_WORK REQUIRED_: Work out the number of lines in the records that include the word "angemessenes"; reply with that number alone.
>> BEGIN MATERIAL PROVIDED
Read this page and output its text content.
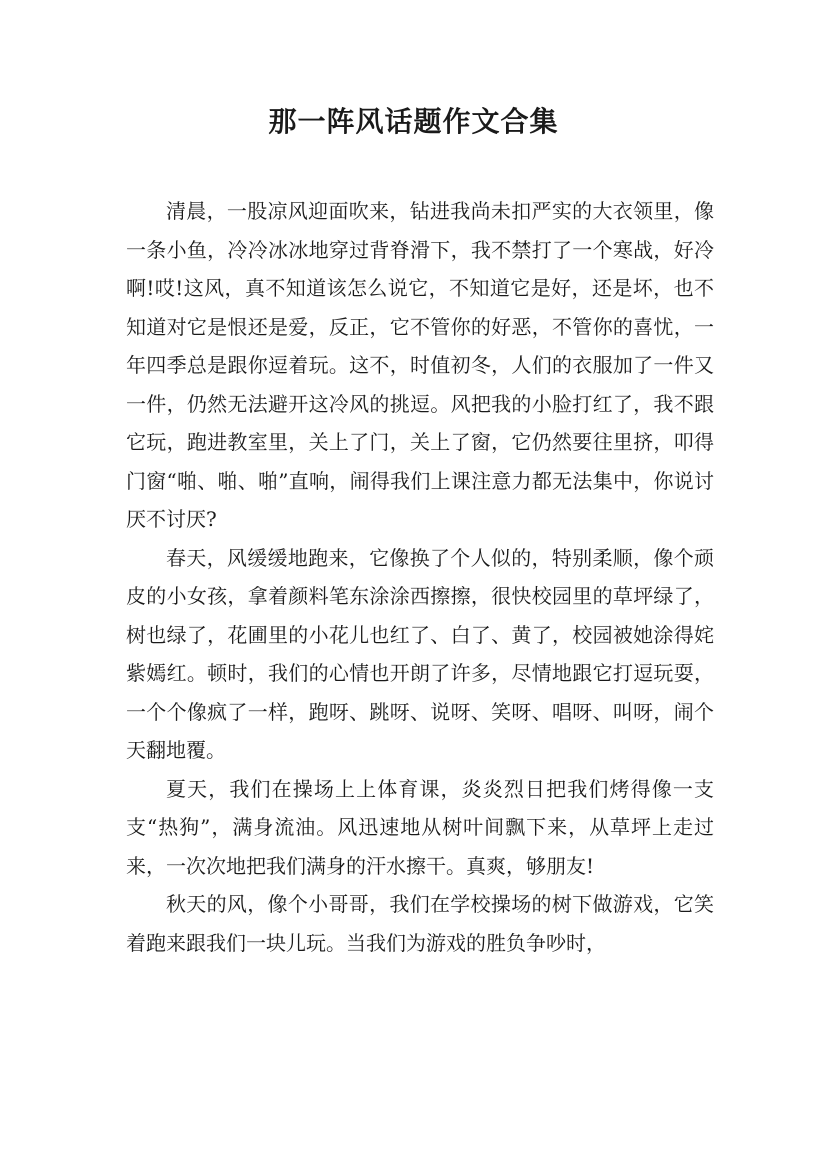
那一阵风话题作文合集

清晨，一股凉风迎面吹来，钻进我尚未扣严实的大衣领里，像一条小鱼，冷冷冰冰地穿过背脊滑下，我不禁打了一个寒战，好冷啊!哎!这风，真不知道该怎么说它，不知道它是好，还是坏，也不知道对它是恨还是爱，反正，它不管你的好恶，不管你的喜忧，一年四季总是跟你逗着玩。这不，时值初冬，人们的衣服加了一件又一件，仍然无法避开这冷风的挑逗。风把我的小脸打红了，我不跟它玩，跑进教室里，关上了门，关上了窗，它仍然要往里挤，叩得门窗“啪、啪、啪”直响，闹得我们上课注意力都无法集中，你说讨厌不讨厌?

春天，风缓缓地跑来，它像换了个人似的，特别柔顺，像个顽皮的小女孩，拿着颜料笔东涂涂西擦擦，很快校园里的草坪绿了，树也绿了，花圃里的小花儿也红了、白了、黄了，校园被她涂得姹紫嫣红。顿时，我们的心情也开朗了许多，尽情地跟它打逗玩耍，一个个像疯了一样，跑呀、跳呀、说呀、笑呀、唱呀、叫呀，闹个天翻地覆。

夏天，我们在操场上上体育课，炎炎烈日把我们烤得像一支支“热狗”，满身流油。风迅速地从树叶间飘下来，从草坪上走过来，一次次地把我们满身的汗水擦干。真爽，够朋友!

秋天的风，像个小哥哥，我们在学校操场的树下做游戏，它笑着跑来跟我们一块儿玩。当我们为游戏的胜负争吵时，
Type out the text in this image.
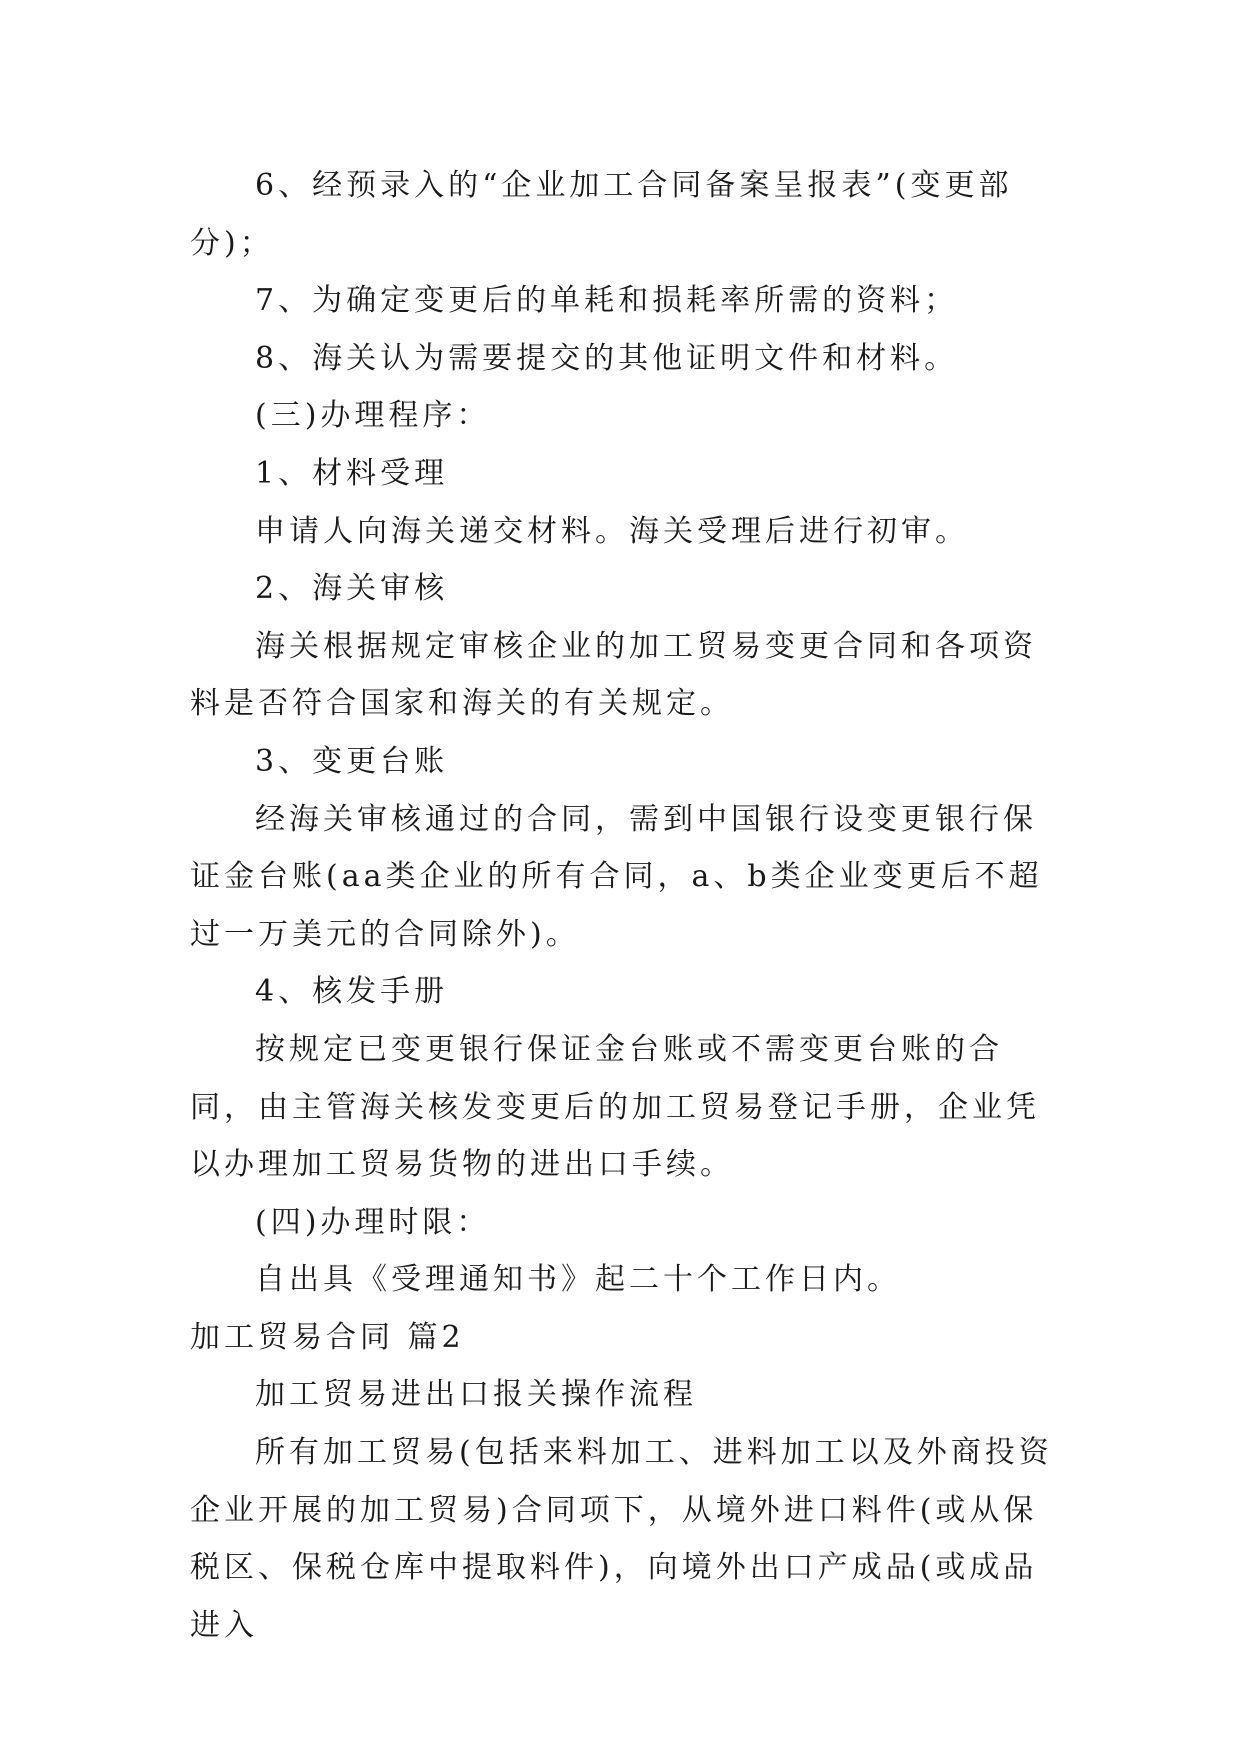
6、经预录入的“企业加工合同备案呈报表”(变更部分)；

7、为确定变更后的单耗和损耗率所需的资料；

8、海关认为需要提交的其他证明文件和材料。

(三)办理程序：

1、材料受理

申请人向海关递交材料。海关受理后进行初审。

2、海关审核

海关根据规定审核企业的加工贸易变更合同和各项资料是否符合国家和海关的有关规定。

3、变更台账

经海关审核通过的合同，需到中国银行设变更银行保证金台账(aa类企业的所有合同，a、b类企业变更后不超过一万美元的合同除外)。

4、核发手册

按规定已变更银行保证金台账或不需变更台账的合同，由主管海关核发变更后的加工贸易登记手册，企业凭以办理加工贸易货物的进出口手续。

(四)办理时限：

自出具《受理通知书》起二十个工作日内。

加工贸易合同 篇2

加工贸易进出口报关操作流程

所有加工贸易(包括来料加工、进料加工以及外商投资企业开展的加工贸易)合同项下，从境外进口料件(或从保税区、保税仓库中提取料件)，向境外出口产成品(或成品进入
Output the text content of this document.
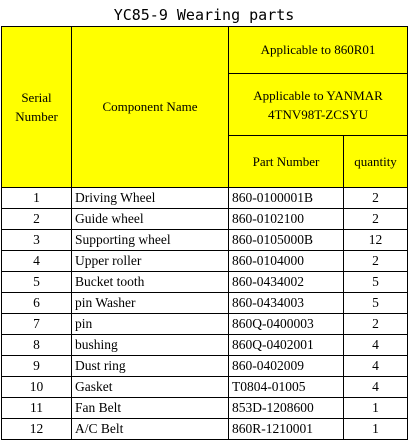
YC85-9 Wearing parts
Serial Number	Component Name	Applicable to 860R01	
		Applicable to YANMAR 4TNV98T-ZCSYU	
		Part Number	quantity
1	Driving Wheel	860-0100001B	2
2	Guide wheel	860-0102100	2
3	Supporting wheel	860-0105000B	12
4	Upper roller	860-0104000	2
5	Bucket tooth	860-0434002	5
6	pin Washer	860-0434003	5
7	pin	860Q-0400003	2
8	bushing	860Q-0402001	4
9	Dust ring	860-0402009	4
10	Gasket	T0804-01005	4
11	Fan Belt	853D-1208600	1
12	A/C Belt	860R-1210001	1
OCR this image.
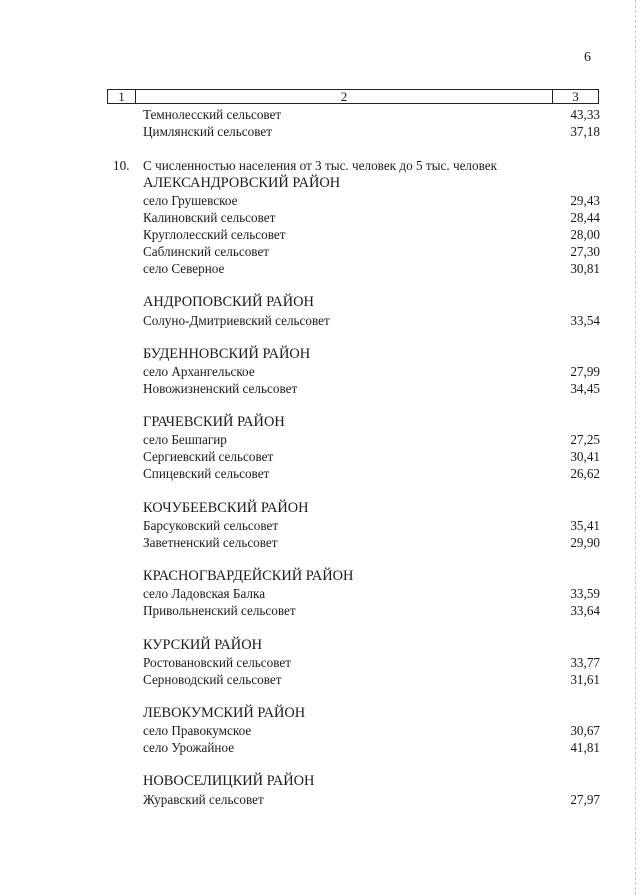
6
1	2	3
Темнолесский сельсовет	43,33
Цимлянский сельсовет	37,18
10. С численностью населения от 3 тыс. человек до 5 тыс. человек
АЛЕКСАНДРОВСКИЙ РАЙОН
село Грушевское	29,43
Калиновский сельсовет	28,44
Круглолесский сельсовет	28,00
Саблинский сельсовет	27,30
село Северное	30,81
АНДРОПОВСКИЙ РАЙОН
Солуно-Дмитриевский сельсовет	33,54
БУДЕННОВСКИЙ РАЙОН
село Архангельское	27,99
Новожизненский сельсовет	34,45
ГРАЧЕВСКИЙ РАЙОН
село Бешпагир	27,25
Сергиевский сельсовет	30,41
Спицевский сельсовет	26,62
КОЧУБЕЕВСКИЙ РАЙОН
Барсуковский сельсовет	35,41
Заветненский сельсовет	29,90
КРАСНОГВАРДЕЙСКИЙ РАЙОН
село Ладовская Балка	33,59
Привольненский сельсовет	33,64
КУРСКИЙ РАЙОН
Ростовановский сельсовет	33,77
Серноводский сельсовет	31,61
ЛЕВОКУМСКИЙ РАЙОН
село Правокумское	30,67
село Урожайное	41,81
НОВОСЕЛИЦКИЙ РАЙОН
Журавский сельсовет	27,97
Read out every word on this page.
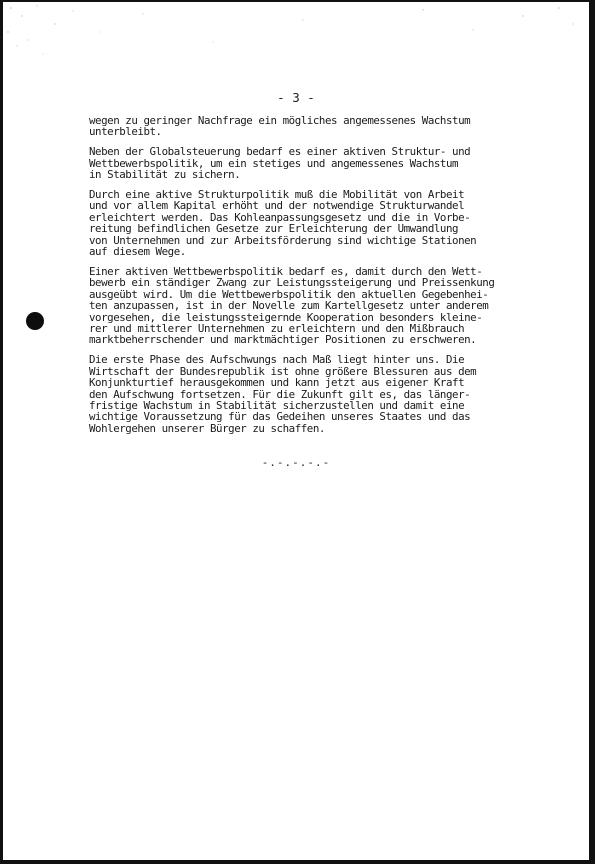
- 3 -
wegen zu geringer Nachfrage ein mögliches angemessenes Wachstum
unterbleibt.
Neben der Globalsteuerung bedarf es einer aktiven Struktur- und
Wettbewerbspolitik, um ein stetiges und angemessenes Wachstum
in Stabilität zu sichern.
Durch eine aktive Strukturpolitik muß die Mobilität von Arbeit
und vor allem Kapital erhöht und der notwendige Strukturwandel
erleichtert werden. Das Kohleanpassungsgesetz und die in Vorbe-
reitung befindlichen Gesetze zur Erleichterung der Umwandlung
von Unternehmen und zur Arbeitsförderung sind wichtige Stationen
auf diesem Wege.
Einer aktiven Wettbewerbspolitik bedarf es, damit durch den Wett-
bewerb ein ständiger Zwang zur Leistungssteigerung und Preissenkung
ausgeübt wird. Um die Wettbewerbspolitik den aktuellen Gegebenhei-
ten anzupassen, ist in der Novelle zum Kartellgesetz unter anderem
vorgesehen, die leistungssteigernde Kooperation besonders kleine-
rer und mittlerer Unternehmen zu erleichtern und den Mißbrauch
marktbeherrschender und marktmächtiger Positionen zu erschweren.
Die erste Phase des Aufschwungs nach Maß liegt hinter uns. Die
Wirtschaft der Bundesrepublik ist ohne größere Blessuren aus dem
Konjunkturtief herausgekommen und kann jetzt aus eigener Kraft
den Aufschwung fortsetzen. Für die Zukunft gilt es, das länger-
fristige Wachstum in Stabilität sicherzustellen und damit eine
wichtige Voraussetzung für das Gedeihen unseres Staates und das
Wohlergehen unserer Bürger zu schaffen.
-.-.-.-.-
>> END MATERIAL PROVIDED
_THE RESULT_: 2